Raw records
****************************************

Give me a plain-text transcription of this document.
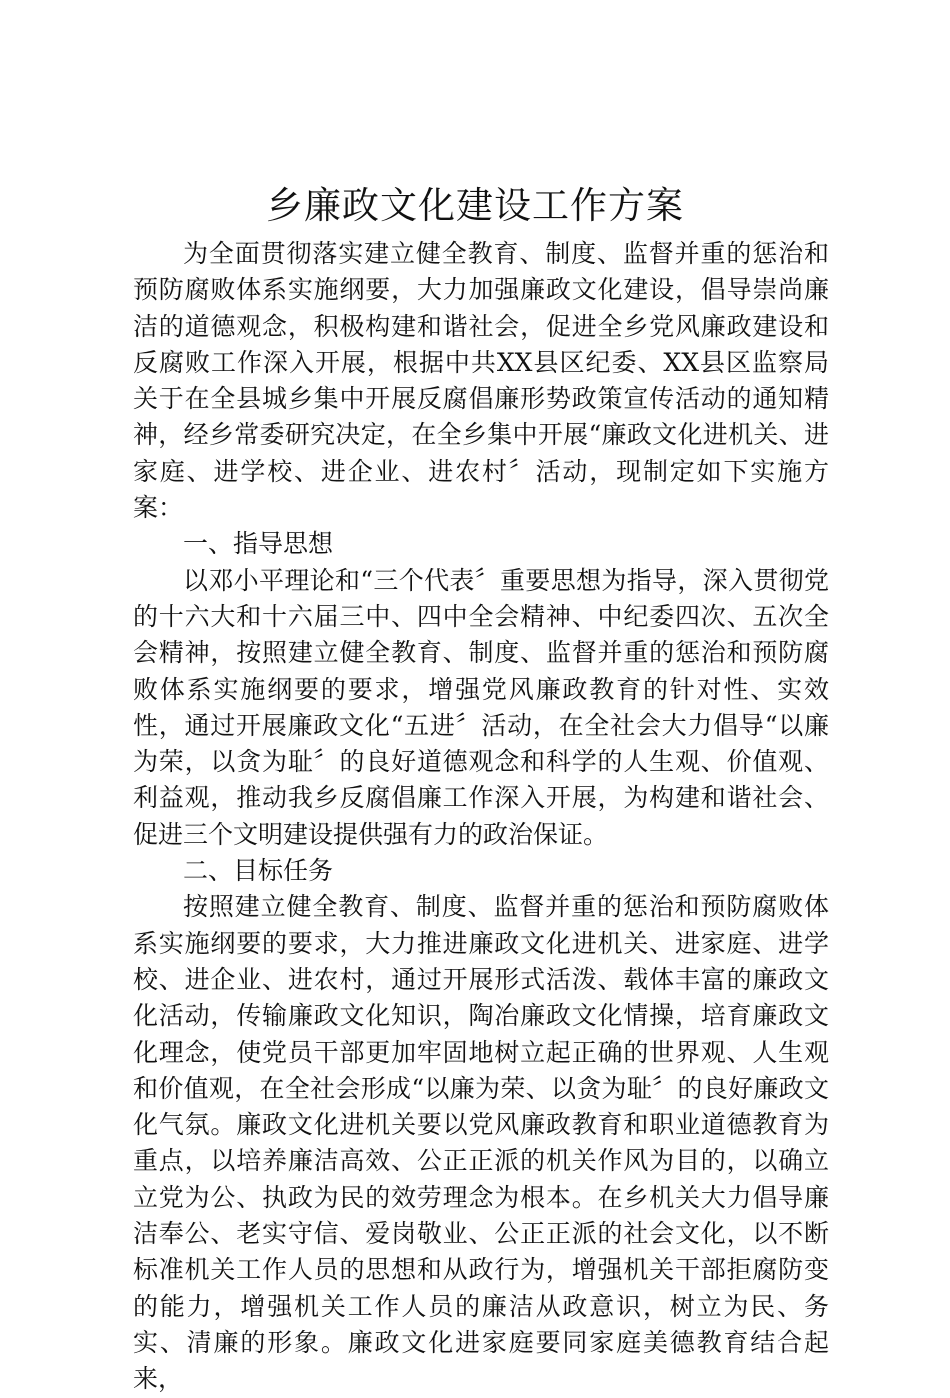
乡廉政文化建设工作方案

为全面贯彻落实建立健全教育、制度、监督并重的惩治和预防腐败体系实施纲要，大力加强廉政文化建设，倡导崇尚廉洁的道德观念，积极构建和谐社会，促进全乡党风廉政建设和反腐败工作深入开展，根据中共XX县区纪委、XX县区监察局关于在全县城乡集中开展反腐倡廉形势政策宣传活动的通知精神，经乡常委研究决定，在全乡集中开展“廉政文化进机关、进家庭、进学校、进企业、进农村〞活动，现制定如下实施方案：

一、指导思想

以邓小平理论和“三个代表〞重要思想为指导，深入贯彻党的十六大和十六届三中、四中全会精神、中纪委四次、五次全会精神，按照建立健全教育、制度、监督并重的惩治和预防腐败体系实施纲要的要求，增强党风廉政教育的针对性、实效性，通过开展廉政文化“五进〞活动，在全社会大力倡导“以廉为荣，以贪为耻〞的良好道德观念和科学的人生观、价值观、利益观，推动我乡反腐倡廉工作深入开展，为构建和谐社会、促进三个文明建设提供强有力的政治保证。

二、目标任务

按照建立健全教育、制度、监督并重的惩治和预防腐败体系实施纲要的要求，大力推进廉政文化进机关、进家庭、进学校、进企业、进农村，通过开展形式活泼、载体丰富的廉政文化活动，传输廉政文化知识，陶冶廉政文化情操，培育廉政文化理念，使党员干部更加牢固地树立起正确的世界观、人生观和价值观，在全社会形成“以廉为荣、以贪为耻〞的良好廉政文化气氛。廉政文化进机关要以党风廉政教育和职业道德教育为重点，以培养廉洁高效、公正正派的机关作风为目的，以确立立党为公、执政为民的效劳理念为根本。在乡机关大力倡导廉洁奉公、老实守信、爱岗敬业、公正正派的社会文化，以不断标准机关工作人员的思想和从政行为，增强机关干部拒腐防变的能力，增强机关工作人员的廉洁从政意识，树立为民、务实、清廉的形象。廉政文化进家庭要同家庭美德教育结合起来，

****************************************

Write the lines above out again exactly, without any of their pictures.

### [Solution]
Give me a plain-text transcription of this document.
乡廉政文化建设工作方案

为全面贯彻落实建立健全教育、制度、监督并重的惩治和预防腐败体系实施纲要，大力加强廉政文化建设，倡导崇尚廉洁的道德观念，积极构建和谐社会，促进全乡党风廉政建设和反腐败工作深入开展，根据中共XX县区纪委、XX县区监察局关于在全县城乡集中开展反腐倡廉形势政策宣传活动的通知精神，经乡常委研究决定，在全乡集中开展“廉政文化进机关、进家庭、进学校、进企业、进农村〞活动，现制定如下实施方案：

一、指导思想

以邓小平理论和“三个代表〞重要思想为指导，深入贯彻党的十六大和十六届三中、四中全会精神、中纪委四次、五次全会精神，按照建立健全教育、制度、监督并重的惩治和预防腐败体系实施纲要的要求，增强党风廉政教育的针对性、实效性，通过开展廉政文化“五进〞活动，在全社会大力倡导“以廉为荣，以贪为耻〞的良好道德观念和科学的人生观、价值观、利益观，推动我乡反腐倡廉工作深入开展，为构建和谐社会、促进三个文明建设提供强有力的政治保证。

二、目标任务

按照建立健全教育、制度、监督并重的惩治和预防腐败体系实施纲要的要求，大力推进廉政文化进机关、进家庭、进学校、进企业、进农村，通过开展形式活泼、载体丰富的廉政文化活动，传输廉政文化知识，陶冶廉政文化情操，培育廉政文化理念，使党员干部更加牢固地树立起正确的世界观、人生观和价值观，在全社会形成“以廉为荣、以贪为耻〞的良好廉政文化气氛。廉政文化进机关要以党风廉政教育和职业道德教育为重点，以培养廉洁高效、公正正派的机关作风为目的，以确立立党为公、执政为民的效劳理念为根本。在乡机关大力倡导廉洁奉公、老实守信、爱岗敬业、公正正派的社会文化，以不断标准机关工作人员的思想和从政行为，增强机关干部拒腐防变的能力，增强机关工作人员的廉洁从政意识，树立为民、务实、清廉的形象。廉政文化进家庭要同家庭美德教育结合起来，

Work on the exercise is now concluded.